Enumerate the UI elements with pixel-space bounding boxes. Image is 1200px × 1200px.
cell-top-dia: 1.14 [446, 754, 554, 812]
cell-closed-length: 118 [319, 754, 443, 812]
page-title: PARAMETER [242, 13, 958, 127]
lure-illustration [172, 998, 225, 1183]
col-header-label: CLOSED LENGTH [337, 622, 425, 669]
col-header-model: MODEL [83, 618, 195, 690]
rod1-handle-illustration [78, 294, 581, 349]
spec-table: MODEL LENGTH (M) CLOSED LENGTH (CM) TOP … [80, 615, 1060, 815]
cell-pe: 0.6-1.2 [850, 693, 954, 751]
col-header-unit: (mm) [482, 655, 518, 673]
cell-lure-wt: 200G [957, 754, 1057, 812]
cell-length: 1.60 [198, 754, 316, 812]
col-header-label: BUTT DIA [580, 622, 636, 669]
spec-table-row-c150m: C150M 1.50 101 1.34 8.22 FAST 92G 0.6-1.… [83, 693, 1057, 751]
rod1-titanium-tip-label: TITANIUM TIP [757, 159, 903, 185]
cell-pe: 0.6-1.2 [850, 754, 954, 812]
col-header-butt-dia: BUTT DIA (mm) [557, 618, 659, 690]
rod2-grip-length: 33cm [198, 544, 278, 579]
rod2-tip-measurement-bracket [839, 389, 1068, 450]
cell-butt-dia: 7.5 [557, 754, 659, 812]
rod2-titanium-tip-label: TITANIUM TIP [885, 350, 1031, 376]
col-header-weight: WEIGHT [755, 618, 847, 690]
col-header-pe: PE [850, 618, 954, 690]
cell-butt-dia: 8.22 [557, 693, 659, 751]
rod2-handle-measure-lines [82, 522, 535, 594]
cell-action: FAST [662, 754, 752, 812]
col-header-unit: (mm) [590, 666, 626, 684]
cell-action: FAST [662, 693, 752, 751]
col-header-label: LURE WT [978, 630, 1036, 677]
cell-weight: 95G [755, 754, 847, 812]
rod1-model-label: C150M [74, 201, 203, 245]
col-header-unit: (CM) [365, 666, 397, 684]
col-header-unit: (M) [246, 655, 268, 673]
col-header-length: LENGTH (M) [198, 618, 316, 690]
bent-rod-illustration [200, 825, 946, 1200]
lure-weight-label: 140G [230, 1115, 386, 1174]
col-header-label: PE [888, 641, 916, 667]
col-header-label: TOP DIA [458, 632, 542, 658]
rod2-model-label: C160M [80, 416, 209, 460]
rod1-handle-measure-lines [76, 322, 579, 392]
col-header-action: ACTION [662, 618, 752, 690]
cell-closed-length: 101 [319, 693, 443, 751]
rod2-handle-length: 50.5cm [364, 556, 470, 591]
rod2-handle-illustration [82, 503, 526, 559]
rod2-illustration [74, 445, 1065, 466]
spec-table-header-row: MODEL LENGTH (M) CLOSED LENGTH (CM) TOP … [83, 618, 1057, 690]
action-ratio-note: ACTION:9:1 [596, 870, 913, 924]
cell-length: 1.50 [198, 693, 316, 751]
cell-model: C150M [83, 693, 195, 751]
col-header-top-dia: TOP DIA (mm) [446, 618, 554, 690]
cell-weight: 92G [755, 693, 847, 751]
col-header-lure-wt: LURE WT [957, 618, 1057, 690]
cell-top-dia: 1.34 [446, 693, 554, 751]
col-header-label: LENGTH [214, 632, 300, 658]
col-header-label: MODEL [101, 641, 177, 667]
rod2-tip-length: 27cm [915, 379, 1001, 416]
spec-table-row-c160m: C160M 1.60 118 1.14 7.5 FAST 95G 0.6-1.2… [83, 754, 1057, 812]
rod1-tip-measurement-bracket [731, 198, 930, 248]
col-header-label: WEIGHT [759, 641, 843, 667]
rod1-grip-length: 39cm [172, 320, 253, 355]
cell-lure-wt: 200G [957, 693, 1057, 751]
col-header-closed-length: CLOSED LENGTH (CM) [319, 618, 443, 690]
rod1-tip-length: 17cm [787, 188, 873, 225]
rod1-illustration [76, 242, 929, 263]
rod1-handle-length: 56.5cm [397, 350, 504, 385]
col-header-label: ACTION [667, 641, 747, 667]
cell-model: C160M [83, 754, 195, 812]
####
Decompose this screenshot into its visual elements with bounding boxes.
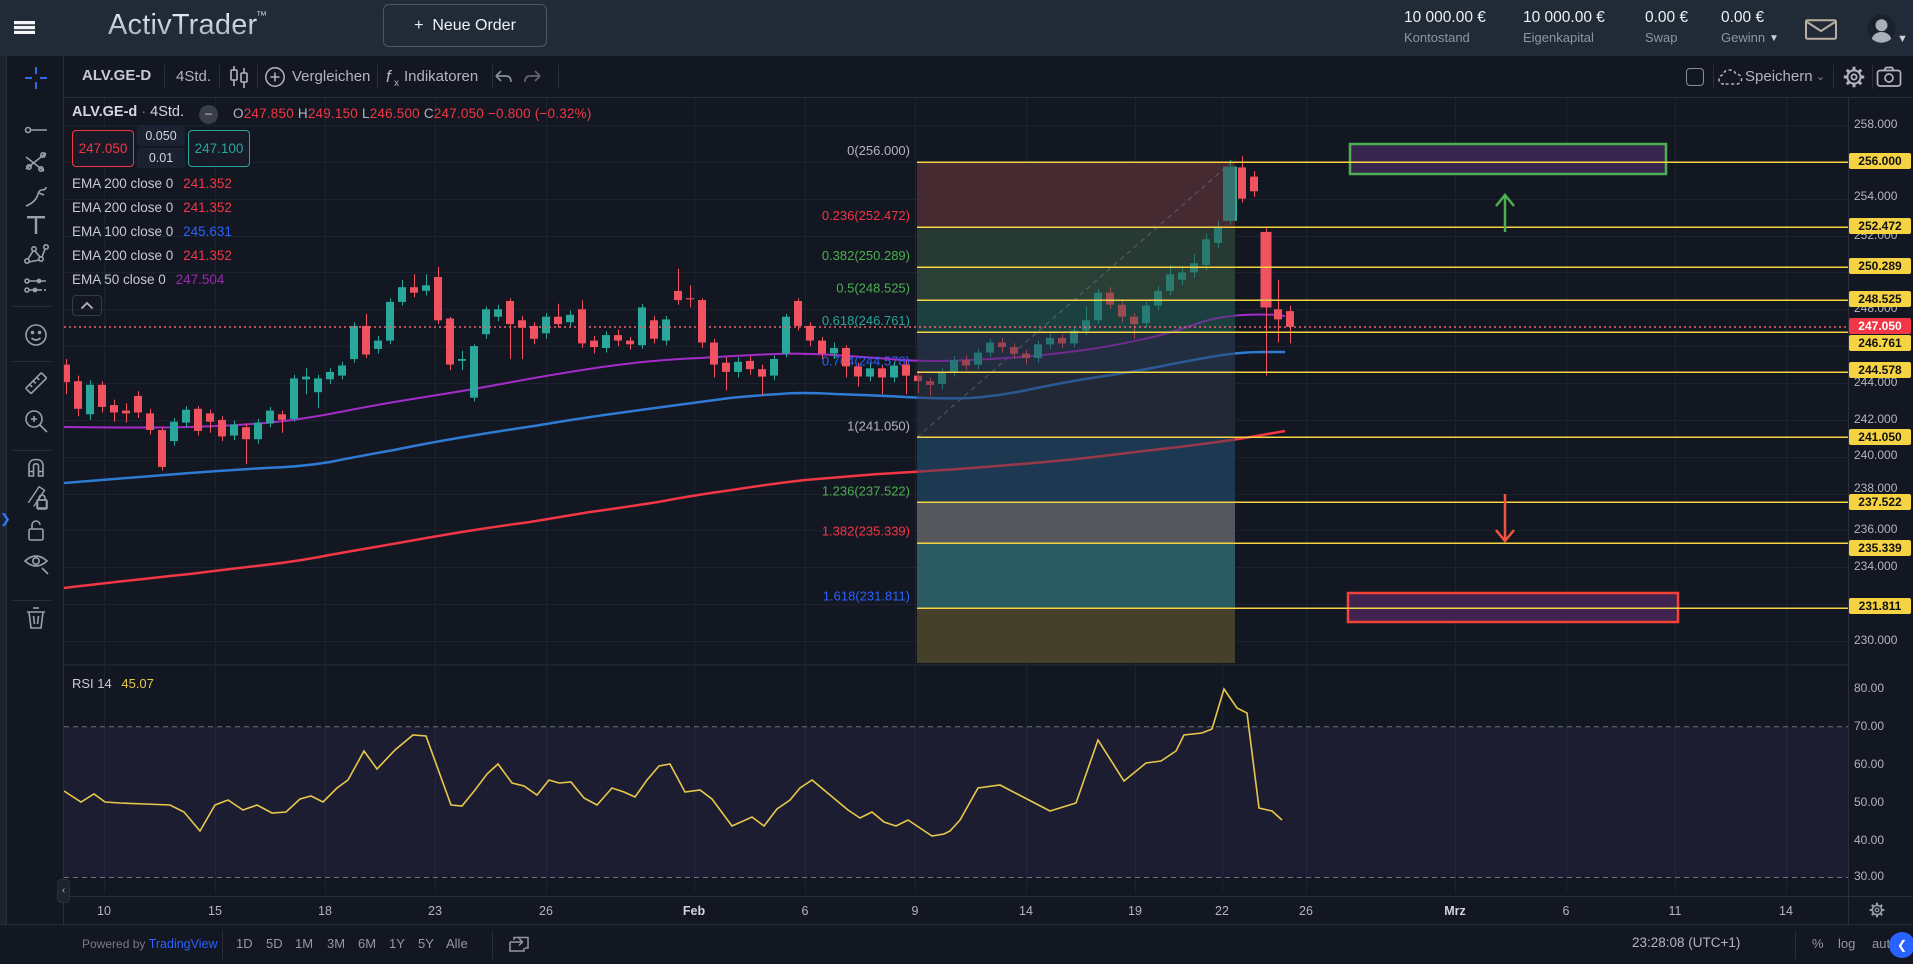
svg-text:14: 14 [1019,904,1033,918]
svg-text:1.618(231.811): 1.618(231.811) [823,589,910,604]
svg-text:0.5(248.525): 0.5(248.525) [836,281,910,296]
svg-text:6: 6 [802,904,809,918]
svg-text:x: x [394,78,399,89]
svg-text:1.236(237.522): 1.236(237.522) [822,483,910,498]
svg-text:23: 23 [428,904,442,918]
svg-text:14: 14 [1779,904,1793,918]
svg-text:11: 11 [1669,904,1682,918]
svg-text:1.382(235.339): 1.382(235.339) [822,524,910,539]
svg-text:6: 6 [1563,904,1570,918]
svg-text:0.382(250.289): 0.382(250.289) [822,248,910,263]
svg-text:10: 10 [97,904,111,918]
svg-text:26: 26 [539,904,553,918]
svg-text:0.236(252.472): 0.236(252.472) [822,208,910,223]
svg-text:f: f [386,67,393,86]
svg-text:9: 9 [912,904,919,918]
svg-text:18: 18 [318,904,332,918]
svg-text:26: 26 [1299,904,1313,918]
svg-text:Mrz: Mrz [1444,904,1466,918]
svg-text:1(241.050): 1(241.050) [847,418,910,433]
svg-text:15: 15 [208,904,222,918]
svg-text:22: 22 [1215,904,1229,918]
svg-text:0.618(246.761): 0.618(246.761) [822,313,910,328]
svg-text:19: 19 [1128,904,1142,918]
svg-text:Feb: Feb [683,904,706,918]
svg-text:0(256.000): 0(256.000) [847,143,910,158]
####
• _Exercise description_:
Print the stretch of the first listing from the line that contains "Enumerate the UI" through the line that contains "rod1-handle-illustration [78, 294, 581, 349]", reproducing each line exactly.

• _Problem solution_:
Enumerate the UI elements with pixel-space bounding boxes. Image is 1200px × 1200px.
cell-top-dia: 1.14 [446, 754, 554, 812]
cell-closed-length: 118 [319, 754, 443, 812]
page-title: PARAMETER [242, 13, 958, 127]
lure-illustration [172, 998, 225, 1183]
col-header-label: CLOSED LENGTH [337, 622, 425, 669]
col-header-model: MODEL [83, 618, 195, 690]
rod1-handle-illustration [78, 294, 581, 349]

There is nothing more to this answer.